→ **RECORD EXTRACTS**:

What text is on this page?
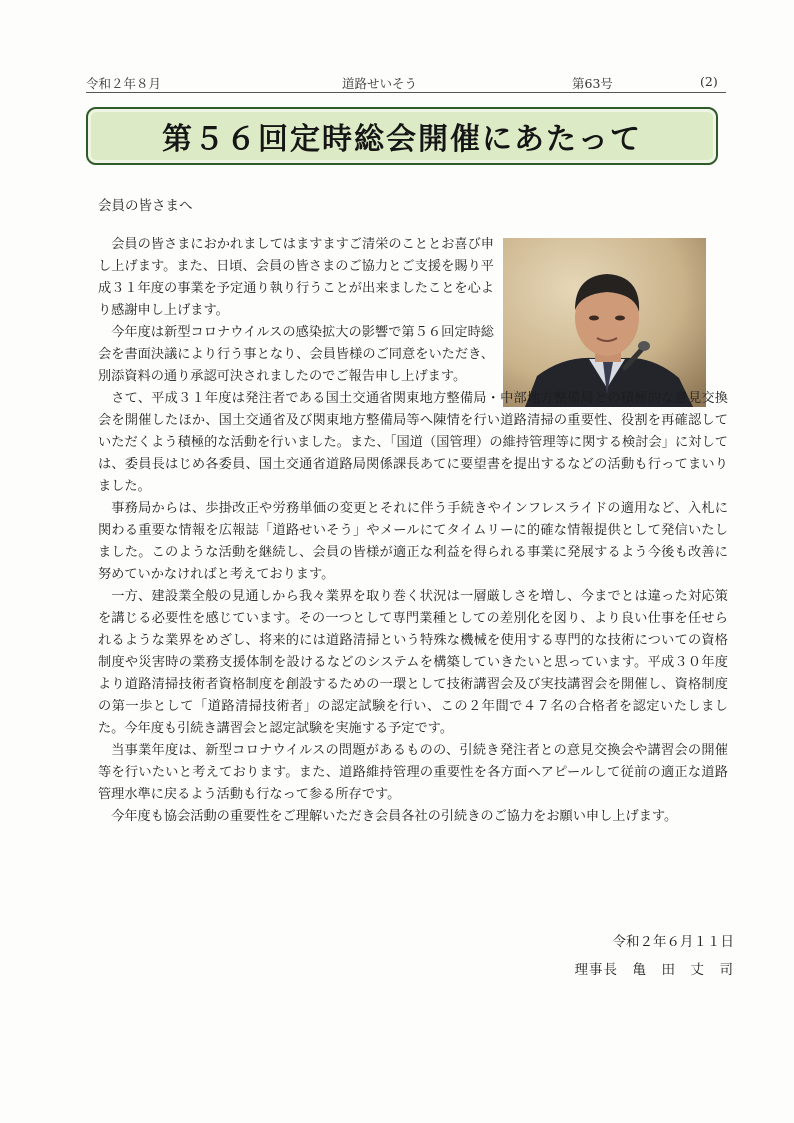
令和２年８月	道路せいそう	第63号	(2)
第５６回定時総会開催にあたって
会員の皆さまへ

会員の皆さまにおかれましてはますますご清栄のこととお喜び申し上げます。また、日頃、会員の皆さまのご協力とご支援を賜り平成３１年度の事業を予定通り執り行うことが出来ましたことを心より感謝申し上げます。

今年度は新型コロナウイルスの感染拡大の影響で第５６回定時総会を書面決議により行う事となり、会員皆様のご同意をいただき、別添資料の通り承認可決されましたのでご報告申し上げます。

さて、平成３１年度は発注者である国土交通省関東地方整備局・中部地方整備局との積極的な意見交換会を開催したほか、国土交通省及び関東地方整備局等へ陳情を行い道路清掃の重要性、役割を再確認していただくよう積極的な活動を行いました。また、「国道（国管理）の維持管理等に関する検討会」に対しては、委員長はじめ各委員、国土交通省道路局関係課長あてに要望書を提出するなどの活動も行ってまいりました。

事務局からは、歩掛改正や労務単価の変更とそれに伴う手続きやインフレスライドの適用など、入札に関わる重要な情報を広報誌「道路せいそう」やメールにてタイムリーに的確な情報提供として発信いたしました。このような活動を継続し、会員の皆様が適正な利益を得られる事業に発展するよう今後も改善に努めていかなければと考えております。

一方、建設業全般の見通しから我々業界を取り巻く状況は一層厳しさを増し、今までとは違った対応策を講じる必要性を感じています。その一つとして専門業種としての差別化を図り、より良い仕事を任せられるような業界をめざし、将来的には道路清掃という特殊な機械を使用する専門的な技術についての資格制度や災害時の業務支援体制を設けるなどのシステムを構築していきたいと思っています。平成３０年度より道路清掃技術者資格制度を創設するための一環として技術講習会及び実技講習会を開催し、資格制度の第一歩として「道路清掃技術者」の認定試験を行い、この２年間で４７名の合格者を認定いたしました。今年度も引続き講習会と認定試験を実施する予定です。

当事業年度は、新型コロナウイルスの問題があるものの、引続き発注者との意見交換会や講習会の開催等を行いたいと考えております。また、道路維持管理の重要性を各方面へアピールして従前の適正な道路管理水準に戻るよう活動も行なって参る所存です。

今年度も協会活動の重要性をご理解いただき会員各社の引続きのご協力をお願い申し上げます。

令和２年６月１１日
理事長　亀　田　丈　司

→ **THE EXERCISE**:
Copy the lines from the entries above in which the word "道路せいそう" appears.

→ **ANSWER TO THE TASK**:
令和２年８月	道路せいそう	第63号	(2)
事務局からは、歩掛改正や労務単価の変更とそれに伴う手続きやインフレスライドの適用など、入札に関わる重要な情報を広報誌「道路せいそう」やメールにてタイムリーに的確な情報提供として発信いたしました。このような活動を継続し、会員の皆様が適正な利益を得られる事業に発展するよう今後も改善に努めていかなければと考えております。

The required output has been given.